** Start Items **

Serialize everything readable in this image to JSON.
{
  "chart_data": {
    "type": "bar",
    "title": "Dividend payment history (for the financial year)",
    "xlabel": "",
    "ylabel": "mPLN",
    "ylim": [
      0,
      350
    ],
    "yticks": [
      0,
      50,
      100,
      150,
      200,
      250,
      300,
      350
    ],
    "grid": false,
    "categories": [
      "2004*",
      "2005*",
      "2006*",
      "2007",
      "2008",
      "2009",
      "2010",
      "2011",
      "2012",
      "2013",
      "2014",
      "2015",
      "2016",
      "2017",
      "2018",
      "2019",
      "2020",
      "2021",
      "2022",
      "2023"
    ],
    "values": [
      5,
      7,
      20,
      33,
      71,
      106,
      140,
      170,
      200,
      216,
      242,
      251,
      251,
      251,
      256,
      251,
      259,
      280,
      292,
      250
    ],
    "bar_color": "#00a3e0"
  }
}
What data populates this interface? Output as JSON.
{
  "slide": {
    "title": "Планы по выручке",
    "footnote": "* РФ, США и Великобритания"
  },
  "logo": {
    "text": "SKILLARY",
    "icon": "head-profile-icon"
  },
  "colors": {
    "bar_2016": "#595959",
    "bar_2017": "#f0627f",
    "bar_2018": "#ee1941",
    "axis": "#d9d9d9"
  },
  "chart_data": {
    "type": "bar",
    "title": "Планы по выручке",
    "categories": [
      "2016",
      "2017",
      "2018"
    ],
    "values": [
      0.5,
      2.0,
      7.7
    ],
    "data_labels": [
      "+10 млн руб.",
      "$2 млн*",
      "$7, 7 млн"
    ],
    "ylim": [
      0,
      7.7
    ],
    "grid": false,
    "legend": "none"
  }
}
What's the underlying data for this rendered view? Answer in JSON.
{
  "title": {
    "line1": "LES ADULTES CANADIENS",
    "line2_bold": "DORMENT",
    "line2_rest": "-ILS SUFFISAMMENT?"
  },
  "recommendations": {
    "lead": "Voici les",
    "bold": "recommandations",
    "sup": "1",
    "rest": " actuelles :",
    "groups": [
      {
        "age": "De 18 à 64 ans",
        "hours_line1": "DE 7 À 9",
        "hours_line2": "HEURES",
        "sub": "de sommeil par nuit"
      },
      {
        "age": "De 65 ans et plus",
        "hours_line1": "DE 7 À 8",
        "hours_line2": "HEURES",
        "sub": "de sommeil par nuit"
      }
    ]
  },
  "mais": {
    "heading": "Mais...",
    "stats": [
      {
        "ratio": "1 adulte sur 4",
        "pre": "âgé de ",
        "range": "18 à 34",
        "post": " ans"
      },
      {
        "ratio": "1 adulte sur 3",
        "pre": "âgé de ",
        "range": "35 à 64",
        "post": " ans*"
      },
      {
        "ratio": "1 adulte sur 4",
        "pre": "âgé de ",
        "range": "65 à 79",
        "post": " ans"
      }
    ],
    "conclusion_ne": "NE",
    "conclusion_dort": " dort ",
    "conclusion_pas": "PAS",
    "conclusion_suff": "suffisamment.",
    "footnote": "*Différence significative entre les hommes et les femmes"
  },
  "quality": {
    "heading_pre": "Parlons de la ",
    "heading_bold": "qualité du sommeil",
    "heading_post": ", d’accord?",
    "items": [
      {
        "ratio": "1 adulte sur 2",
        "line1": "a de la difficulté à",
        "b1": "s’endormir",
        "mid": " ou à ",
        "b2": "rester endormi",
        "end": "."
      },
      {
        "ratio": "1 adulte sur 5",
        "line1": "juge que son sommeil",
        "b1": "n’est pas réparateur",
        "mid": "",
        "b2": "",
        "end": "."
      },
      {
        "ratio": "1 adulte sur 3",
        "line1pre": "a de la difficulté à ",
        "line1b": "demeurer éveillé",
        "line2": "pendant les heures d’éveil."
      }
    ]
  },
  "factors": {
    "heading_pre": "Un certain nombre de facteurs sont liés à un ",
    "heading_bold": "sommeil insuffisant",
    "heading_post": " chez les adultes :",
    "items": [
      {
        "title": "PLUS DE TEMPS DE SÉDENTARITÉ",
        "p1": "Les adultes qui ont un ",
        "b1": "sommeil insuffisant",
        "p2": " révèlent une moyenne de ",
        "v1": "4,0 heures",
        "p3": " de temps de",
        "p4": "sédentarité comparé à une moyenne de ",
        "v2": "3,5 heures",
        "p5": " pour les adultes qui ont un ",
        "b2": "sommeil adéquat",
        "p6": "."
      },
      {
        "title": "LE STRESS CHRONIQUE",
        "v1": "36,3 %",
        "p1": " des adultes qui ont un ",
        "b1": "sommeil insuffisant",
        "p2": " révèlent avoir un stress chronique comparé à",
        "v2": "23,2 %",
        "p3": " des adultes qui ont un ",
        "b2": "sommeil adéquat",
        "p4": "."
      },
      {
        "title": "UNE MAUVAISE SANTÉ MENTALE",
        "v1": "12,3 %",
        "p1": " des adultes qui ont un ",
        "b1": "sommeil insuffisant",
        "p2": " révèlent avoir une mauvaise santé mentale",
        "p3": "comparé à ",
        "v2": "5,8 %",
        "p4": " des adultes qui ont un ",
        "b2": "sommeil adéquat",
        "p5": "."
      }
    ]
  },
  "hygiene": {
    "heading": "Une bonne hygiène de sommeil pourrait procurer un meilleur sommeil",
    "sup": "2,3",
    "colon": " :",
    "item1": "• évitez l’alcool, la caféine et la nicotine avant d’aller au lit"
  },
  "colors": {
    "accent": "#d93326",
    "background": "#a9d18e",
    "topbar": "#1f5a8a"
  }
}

** End Items **

Work to be completed: Gather each line in these records that contains the string "comparé".

Completed exercise:
        "p4": "sédentarité comparé à une moyenne de ",
        "p2": " révèlent avoir un stress chronique comparé à",
        "p3": "comparé à ",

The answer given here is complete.